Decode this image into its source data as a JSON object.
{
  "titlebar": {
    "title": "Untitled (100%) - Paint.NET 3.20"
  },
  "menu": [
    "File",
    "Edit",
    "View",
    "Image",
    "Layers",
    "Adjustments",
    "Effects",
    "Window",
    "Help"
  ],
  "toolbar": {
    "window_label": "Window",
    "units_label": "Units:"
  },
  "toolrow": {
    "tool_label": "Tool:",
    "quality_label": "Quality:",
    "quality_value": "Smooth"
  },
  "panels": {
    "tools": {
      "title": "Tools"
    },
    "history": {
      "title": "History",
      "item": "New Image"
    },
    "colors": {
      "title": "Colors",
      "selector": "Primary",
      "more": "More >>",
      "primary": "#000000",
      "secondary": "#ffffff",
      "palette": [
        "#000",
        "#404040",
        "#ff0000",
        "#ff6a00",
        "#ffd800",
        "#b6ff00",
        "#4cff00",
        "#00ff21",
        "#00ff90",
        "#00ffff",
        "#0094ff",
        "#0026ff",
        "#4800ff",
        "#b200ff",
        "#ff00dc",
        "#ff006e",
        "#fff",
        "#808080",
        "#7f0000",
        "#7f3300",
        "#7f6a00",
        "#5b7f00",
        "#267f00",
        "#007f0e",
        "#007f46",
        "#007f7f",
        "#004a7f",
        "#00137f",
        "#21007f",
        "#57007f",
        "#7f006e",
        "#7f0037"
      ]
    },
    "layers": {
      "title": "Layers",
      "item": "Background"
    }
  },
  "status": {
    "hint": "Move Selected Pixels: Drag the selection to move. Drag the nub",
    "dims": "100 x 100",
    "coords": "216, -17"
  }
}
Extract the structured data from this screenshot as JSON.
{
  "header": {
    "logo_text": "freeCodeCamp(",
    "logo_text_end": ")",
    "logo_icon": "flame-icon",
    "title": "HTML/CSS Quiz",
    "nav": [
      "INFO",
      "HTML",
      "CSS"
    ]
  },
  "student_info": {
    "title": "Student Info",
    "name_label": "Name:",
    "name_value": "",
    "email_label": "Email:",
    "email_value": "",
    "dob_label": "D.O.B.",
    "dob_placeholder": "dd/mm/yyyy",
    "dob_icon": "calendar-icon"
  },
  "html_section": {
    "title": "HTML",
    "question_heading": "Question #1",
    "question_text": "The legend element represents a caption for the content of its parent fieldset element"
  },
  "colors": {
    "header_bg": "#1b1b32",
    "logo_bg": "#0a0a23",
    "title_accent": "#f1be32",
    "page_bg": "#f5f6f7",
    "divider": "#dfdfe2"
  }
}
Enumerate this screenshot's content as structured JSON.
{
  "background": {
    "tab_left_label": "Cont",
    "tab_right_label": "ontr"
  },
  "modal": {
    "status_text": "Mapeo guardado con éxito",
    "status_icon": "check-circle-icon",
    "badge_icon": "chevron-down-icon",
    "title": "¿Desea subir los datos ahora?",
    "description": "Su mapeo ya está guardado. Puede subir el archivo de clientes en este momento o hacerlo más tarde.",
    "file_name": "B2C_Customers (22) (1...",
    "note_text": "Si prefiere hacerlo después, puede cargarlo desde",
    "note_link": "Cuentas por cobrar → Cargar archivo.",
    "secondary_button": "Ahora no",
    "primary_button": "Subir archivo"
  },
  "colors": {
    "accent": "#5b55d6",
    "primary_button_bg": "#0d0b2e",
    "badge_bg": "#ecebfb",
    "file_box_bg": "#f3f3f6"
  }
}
--
== Goal ==
Using the entries above, please restate each one word for word.

== Result of this task ==
Decode this image into its source data as a JSON object.
{
  "titlebar": {
    "title": "Untitled (100%) - Paint.NET 3.20"
  },
  "menu": [
    "File",
    "Edit",
    "View",
    "Image",
    "Layers",
    "Adjustments",
    "Effects",
    "Window",
    "Help"
  ],
  "toolbar": {
    "window_label": "Window",
    "units_label": "Units:"
  },
  "toolrow": {
    "tool_label": "Tool:",
    "quality_label": "Quality:",
    "quality_value": "Smooth"
  },
  "panels": {
    "tools": {
      "title": "Tools"
    },
    "history": {
      "title": "History",
      "item": "New Image"
    },
    "colors": {
      "title": "Colors",
      "selector": "Primary",
      "more": "More >>",
      "primary": "#000000",
      "secondary": "#ffffff",
      "palette": [
        "#000",
        "#404040",
        "#ff0000",
        "#ff6a00",
        "#ffd800",
        "#b6ff00",
        "#4cff00",
        "#00ff21",
        "#00ff90",
        "#00ffff",
        "#0094ff",
        "#0026ff",
        "#4800ff",
        "#b200ff",
        "#ff00dc",
        "#ff006e",
        "#fff",
        "#808080",
        "#7f0000",
        "#7f3300",
        "#7f6a00",
        "#5b7f00",
        "#267f00",
        "#007f0e",
        "#007f46",
        "#007f7f",
        "#004a7f",
        "#00137f",
        "#21007f",
        "#57007f",
        "#7f006e",
        "#7f0037"
      ]
    },
    "layers": {
      "title": "Layers",
      "item": "Background"
    }
  },
  "status": {
    "hint": "Move Selected Pixels: Drag the selection to move. Drag the nub",
    "dims": "100 x 100",
    "coords": "216, -17"
  }
}
Extract the structured data from this screenshot as JSON.
{
  "header": {
    "logo_text": "freeCodeCamp(",
    "logo_text_end": ")",
    "logo_icon": "flame-icon",
    "title": "HTML/CSS Quiz",
    "nav": [
      "INFO",
      "HTML",
      "CSS"
    ]
  },
  "student_info": {
    "title": "Student Info",
    "name_label": "Name:",
    "name_value": "",
    "email_label": "Email:",
    "email_value": "",
    "dob_label": "D.O.B.",
    "dob_placeholder": "dd/mm/yyyy",
    "dob_icon": "calendar-icon"
  },
  "html_section": {
    "title": "HTML",
    "question_heading": "Question #1",
    "question_text": "The legend element represents a caption for the content of its parent fieldset element"
  },
  "colors": {
    "header_bg": "#1b1b32",
    "logo_bg": "#0a0a23",
    "title_accent": "#f1be32",
    "page_bg": "#f5f6f7",
    "divider": "#dfdfe2"
  }
}
Enumerate this screenshot's content as structured JSON.
{
  "background": {
    "tab_left_label": "Cont",
    "tab_right_label": "ontr"
  },
  "modal": {
    "status_text": "Mapeo guardado con éxito",
    "status_icon": "check-circle-icon",
    "badge_icon": "chevron-down-icon",
    "title": "¿Desea subir los datos ahora?",
    "description": "Su mapeo ya está guardado. Puede subir el archivo de clientes en este momento o hacerlo más tarde.",
    "file_name": "B2C_Customers (22) (1...",
    "note_text": "Si prefiere hacerlo después, puede cargarlo desde",
    "note_link": "Cuentas por cobrar → Cargar archivo.",
    "secondary_button": "Ahora no",
    "primary_button": "Subir archivo"
  },
  "colors": {
    "accent": "#5b55d6",
    "primary_button_bg": "#0d0b2e",
    "badge_bg": "#ecebfb",
    "file_box_bg": "#f3f3f6"
  }
}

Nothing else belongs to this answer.